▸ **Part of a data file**
-- start --

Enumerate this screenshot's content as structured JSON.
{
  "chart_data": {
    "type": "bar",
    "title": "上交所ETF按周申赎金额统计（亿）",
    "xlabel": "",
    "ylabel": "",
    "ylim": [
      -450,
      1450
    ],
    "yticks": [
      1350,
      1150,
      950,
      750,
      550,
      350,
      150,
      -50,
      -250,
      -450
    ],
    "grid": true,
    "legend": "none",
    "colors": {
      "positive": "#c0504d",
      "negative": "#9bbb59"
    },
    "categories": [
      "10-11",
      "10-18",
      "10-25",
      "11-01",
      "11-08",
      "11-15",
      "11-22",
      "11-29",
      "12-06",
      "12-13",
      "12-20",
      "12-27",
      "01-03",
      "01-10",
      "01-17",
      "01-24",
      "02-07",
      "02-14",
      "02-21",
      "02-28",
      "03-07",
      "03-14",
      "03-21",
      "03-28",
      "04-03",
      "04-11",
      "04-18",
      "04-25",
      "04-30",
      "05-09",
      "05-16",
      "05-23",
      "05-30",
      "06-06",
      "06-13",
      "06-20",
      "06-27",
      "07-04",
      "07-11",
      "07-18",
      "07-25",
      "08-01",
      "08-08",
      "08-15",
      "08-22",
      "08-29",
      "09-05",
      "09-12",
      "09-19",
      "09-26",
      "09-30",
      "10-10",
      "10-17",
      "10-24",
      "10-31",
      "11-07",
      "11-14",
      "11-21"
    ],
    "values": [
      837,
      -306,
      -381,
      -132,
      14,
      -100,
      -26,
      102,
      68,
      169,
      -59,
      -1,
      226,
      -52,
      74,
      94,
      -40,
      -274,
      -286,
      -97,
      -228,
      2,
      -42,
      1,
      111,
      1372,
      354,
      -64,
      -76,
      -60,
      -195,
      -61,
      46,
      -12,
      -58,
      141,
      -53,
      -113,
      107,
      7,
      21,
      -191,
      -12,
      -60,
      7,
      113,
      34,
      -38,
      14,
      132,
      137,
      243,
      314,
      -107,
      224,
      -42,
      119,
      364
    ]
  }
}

-- end --

▸ **DO THIS**
Write out every record shown above, word for word.

▸ **RESULT**
Enumerate this screenshot's content as structured JSON.
{
  "chart_data": {
    "type": "bar",
    "title": "上交所ETF按周申赎金额统计（亿）",
    "xlabel": "",
    "ylabel": "",
    "ylim": [
      -450,
      1450
    ],
    "yticks": [
      1350,
      1150,
      950,
      750,
      550,
      350,
      150,
      -50,
      -250,
      -450
    ],
    "grid": true,
    "legend": "none",
    "colors": {
      "positive": "#c0504d",
      "negative": "#9bbb59"
    },
    "categories": [
      "10-11",
      "10-18",
      "10-25",
      "11-01",
      "11-08",
      "11-15",
      "11-22",
      "11-29",
      "12-06",
      "12-13",
      "12-20",
      "12-27",
      "01-03",
      "01-10",
      "01-17",
      "01-24",
      "02-07",
      "02-14",
      "02-21",
      "02-28",
      "03-07",
      "03-14",
      "03-21",
      "03-28",
      "04-03",
      "04-11",
      "04-18",
      "04-25",
      "04-30",
      "05-09",
      "05-16",
      "05-23",
      "05-30",
      "06-06",
      "06-13",
      "06-20",
      "06-27",
      "07-04",
      "07-11",
      "07-18",
      "07-25",
      "08-01",
      "08-08",
      "08-15",
      "08-22",
      "08-29",
      "09-05",
      "09-12",
      "09-19",
      "09-26",
      "09-30",
      "10-10",
      "10-17",
      "10-24",
      "10-31",
      "11-07",
      "11-14",
      "11-21"
    ],
    "values": [
      837,
      -306,
      -381,
      -132,
      14,
      -100,
      -26,
      102,
      68,
      169,
      -59,
      -1,
      226,
      -52,
      74,
      94,
      -40,
      -274,
      -286,
      -97,
      -228,
      2,
      -42,
      1,
      111,
      1372,
      354,
      -64,
      -76,
      -60,
      -195,
      -61,
      46,
      -12,
      -58,
      141,
      -53,
      -113,
      107,
      7,
      21,
      -191,
      -12,
      -60,
      7,
      113,
      34,
      -38,
      14,
      132,
      137,
      243,
      314,
      -107,
      224,
      -42,
      119,
      364
    ]
  }
}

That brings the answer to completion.